● Aim:
What follows is a listing; restate every line of it word for word.

● Input:

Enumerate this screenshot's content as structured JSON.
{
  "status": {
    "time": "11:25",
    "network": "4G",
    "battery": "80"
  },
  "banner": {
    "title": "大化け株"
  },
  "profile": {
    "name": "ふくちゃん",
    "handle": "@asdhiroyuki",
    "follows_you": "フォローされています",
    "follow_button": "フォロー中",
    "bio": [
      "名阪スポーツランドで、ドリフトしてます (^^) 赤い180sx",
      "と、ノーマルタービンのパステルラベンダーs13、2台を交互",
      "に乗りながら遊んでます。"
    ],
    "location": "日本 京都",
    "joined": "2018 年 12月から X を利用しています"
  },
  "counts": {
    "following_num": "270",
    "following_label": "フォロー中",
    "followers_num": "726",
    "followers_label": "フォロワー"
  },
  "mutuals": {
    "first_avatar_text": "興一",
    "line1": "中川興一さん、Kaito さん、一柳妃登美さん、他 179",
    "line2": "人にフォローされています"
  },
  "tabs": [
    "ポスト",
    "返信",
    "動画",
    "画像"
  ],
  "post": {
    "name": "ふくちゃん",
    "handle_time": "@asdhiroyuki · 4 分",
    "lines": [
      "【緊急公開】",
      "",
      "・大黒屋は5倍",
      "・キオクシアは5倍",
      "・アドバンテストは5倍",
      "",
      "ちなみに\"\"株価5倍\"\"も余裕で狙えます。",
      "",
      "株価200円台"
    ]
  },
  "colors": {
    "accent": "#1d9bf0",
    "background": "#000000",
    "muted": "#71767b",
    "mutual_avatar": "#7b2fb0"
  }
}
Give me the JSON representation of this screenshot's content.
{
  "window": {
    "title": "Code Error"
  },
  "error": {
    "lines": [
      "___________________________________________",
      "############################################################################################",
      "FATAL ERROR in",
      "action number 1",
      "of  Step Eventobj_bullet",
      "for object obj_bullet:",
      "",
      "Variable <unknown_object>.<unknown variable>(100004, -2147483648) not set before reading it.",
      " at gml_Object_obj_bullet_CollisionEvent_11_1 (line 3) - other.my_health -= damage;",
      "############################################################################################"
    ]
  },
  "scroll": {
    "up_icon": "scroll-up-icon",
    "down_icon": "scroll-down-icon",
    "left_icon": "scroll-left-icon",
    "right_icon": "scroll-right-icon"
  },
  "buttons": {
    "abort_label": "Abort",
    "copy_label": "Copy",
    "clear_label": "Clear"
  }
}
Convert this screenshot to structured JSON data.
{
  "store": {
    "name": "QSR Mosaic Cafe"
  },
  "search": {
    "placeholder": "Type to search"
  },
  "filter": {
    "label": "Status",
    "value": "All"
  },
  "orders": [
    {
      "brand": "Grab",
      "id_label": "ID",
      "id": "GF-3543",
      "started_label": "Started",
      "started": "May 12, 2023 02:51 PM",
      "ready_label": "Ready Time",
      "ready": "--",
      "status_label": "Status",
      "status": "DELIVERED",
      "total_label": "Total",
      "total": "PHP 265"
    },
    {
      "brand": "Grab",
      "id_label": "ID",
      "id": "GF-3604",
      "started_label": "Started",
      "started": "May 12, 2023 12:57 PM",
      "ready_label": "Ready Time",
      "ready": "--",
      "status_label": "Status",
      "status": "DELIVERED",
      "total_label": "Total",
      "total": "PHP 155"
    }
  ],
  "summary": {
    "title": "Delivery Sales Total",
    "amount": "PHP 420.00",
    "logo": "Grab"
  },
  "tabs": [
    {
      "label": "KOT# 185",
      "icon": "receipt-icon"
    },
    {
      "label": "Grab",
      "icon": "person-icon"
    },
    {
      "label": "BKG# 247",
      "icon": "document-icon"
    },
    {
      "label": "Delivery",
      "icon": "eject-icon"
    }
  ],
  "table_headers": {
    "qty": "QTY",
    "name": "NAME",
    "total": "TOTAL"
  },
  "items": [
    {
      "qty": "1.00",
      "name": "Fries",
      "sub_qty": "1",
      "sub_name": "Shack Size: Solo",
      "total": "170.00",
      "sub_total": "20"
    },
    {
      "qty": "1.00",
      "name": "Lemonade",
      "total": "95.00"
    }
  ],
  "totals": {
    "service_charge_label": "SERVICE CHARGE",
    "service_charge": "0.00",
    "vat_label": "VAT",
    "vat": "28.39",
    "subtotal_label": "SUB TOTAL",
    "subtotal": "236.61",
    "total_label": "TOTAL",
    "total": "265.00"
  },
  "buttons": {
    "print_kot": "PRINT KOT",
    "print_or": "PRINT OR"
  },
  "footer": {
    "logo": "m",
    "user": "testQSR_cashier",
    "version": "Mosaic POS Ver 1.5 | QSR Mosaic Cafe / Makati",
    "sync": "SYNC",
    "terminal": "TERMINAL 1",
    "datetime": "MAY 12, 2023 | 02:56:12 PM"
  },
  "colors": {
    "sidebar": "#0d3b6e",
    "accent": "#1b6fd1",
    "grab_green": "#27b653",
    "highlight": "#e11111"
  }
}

● Completed task:
Enumerate this screenshot's content as structured JSON.
{
  "status": {
    "time": "11:25",
    "network": "4G",
    "battery": "80"
  },
  "banner": {
    "title": "大化け株"
  },
  "profile": {
    "name": "ふくちゃん",
    "handle": "@asdhiroyuki",
    "follows_you": "フォローされています",
    "follow_button": "フォロー中",
    "bio": [
      "名阪スポーツランドで、ドリフトしてます (^^) 赤い180sx",
      "と、ノーマルタービンのパステルラベンダーs13、2台を交互",
      "に乗りながら遊んでます。"
    ],
    "location": "日本 京都",
    "joined": "2018 年 12月から X を利用しています"
  },
  "counts": {
    "following_num": "270",
    "following_label": "フォロー中",
    "followers_num": "726",
    "followers_label": "フォロワー"
  },
  "mutuals": {
    "first_avatar_text": "興一",
    "line1": "中川興一さん、Kaito さん、一柳妃登美さん、他 179",
    "line2": "人にフォローされています"
  },
  "tabs": [
    "ポスト",
    "返信",
    "動画",
    "画像"
  ],
  "post": {
    "name": "ふくちゃん",
    "handle_time": "@asdhiroyuki · 4 分",
    "lines": [
      "【緊急公開】",
      "",
      "・大黒屋は5倍",
      "・キオクシアは5倍",
      "・アドバンテストは5倍",
      "",
      "ちなみに\"\"株価5倍\"\"も余裕で狙えます。",
      "",
      "株価200円台"
    ]
  },
  "colors": {
    "accent": "#1d9bf0",
    "background": "#000000",
    "muted": "#71767b",
    "mutual_avatar": "#7b2fb0"
  }
}
Give me the JSON representation of this screenshot's content.
{
  "window": {
    "title": "Code Error"
  },
  "error": {
    "lines": [
      "___________________________________________",
      "############################################################################################",
      "FATAL ERROR in",
      "action number 1",
      "of  Step Eventobj_bullet",
      "for object obj_bullet:",
      "",
      "Variable <unknown_object>.<unknown variable>(100004, -2147483648) not set before reading it.",
      " at gml_Object_obj_bullet_CollisionEvent_11_1 (line 3) - other.my_health -= damage;",
      "############################################################################################"
    ]
  },
  "scroll": {
    "up_icon": "scroll-up-icon",
    "down_icon": "scroll-down-icon",
    "left_icon": "scroll-left-icon",
    "right_icon": "scroll-right-icon"
  },
  "buttons": {
    "abort_label": "Abort",
    "copy_label": "Copy",
    "clear_label": "Clear"
  }
}
Convert this screenshot to structured JSON data.
{
  "store": {
    "name": "QSR Mosaic Cafe"
  },
  "search": {
    "placeholder": "Type to search"
  },
  "filter": {
    "label": "Status",
    "value": "All"
  },
  "orders": [
    {
      "brand": "Grab",
      "id_label": "ID",
      "id": "GF-3543",
      "started_label": "Started",
      "started": "May 12, 2023 02:51 PM",
      "ready_label": "Ready Time",
      "ready": "--",
      "status_label": "Status",
      "status": "DELIVERED",
      "total_label": "Total",
      "total": "PHP 265"
    },
    {
      "brand": "Grab",
      "id_label": "ID",
      "id": "GF-3604",
      "started_label": "Started",
      "started": "May 12, 2023 12:57 PM",
      "ready_label": "Ready Time",
      "ready": "--",
      "status_label": "Status",
      "status": "DELIVERED",
      "total_label": "Total",
      "total": "PHP 155"
    }
  ],
  "summary": {
    "title": "Delivery Sales Total",
    "amount": "PHP 420.00",
    "logo": "Grab"
  },
  "tabs": [
    {
      "label": "KOT# 185",
      "icon": "receipt-icon"
    },
    {
      "label": "Grab",
      "icon": "person-icon"
    },
    {
      "label": "BKG# 247",
      "icon": "document-icon"
    },
    {
      "label": "Delivery",
      "icon": "eject-icon"
    }
  ],
  "table_headers": {
    "qty": "QTY",
    "name": "NAME",
    "total": "TOTAL"
  },
  "items": [
    {
      "qty": "1.00",
      "name": "Fries",
      "sub_qty": "1",
      "sub_name": "Shack Size: Solo",
      "total": "170.00",
      "sub_total": "20"
    },
    {
      "qty": "1.00",
      "name": "Lemonade",
      "total": "95.00"
    }
  ],
  "totals": {
    "service_charge_label": "SERVICE CHARGE",
    "service_charge": "0.00",
    "vat_label": "VAT",
    "vat": "28.39",
    "subtotal_label": "SUB TOTAL",
    "subtotal": "236.61",
    "total_label": "TOTAL",
    "total": "265.00"
  },
  "buttons": {
    "print_kot": "PRINT KOT",
    "print_or": "PRINT OR"
  },
  "footer": {
    "logo": "m",
    "user": "testQSR_cashier",
    "version": "Mosaic POS Ver 1.5 | QSR Mosaic Cafe / Makati",
    "sync": "SYNC",
    "terminal": "TERMINAL 1",
    "datetime": "MAY 12, 2023 | 02:56:12 PM"
  },
  "colors": {
    "sidebar": "#0d3b6e",
    "accent": "#1b6fd1",
    "grab_green": "#27b653",
    "highlight": "#e11111"
  }
}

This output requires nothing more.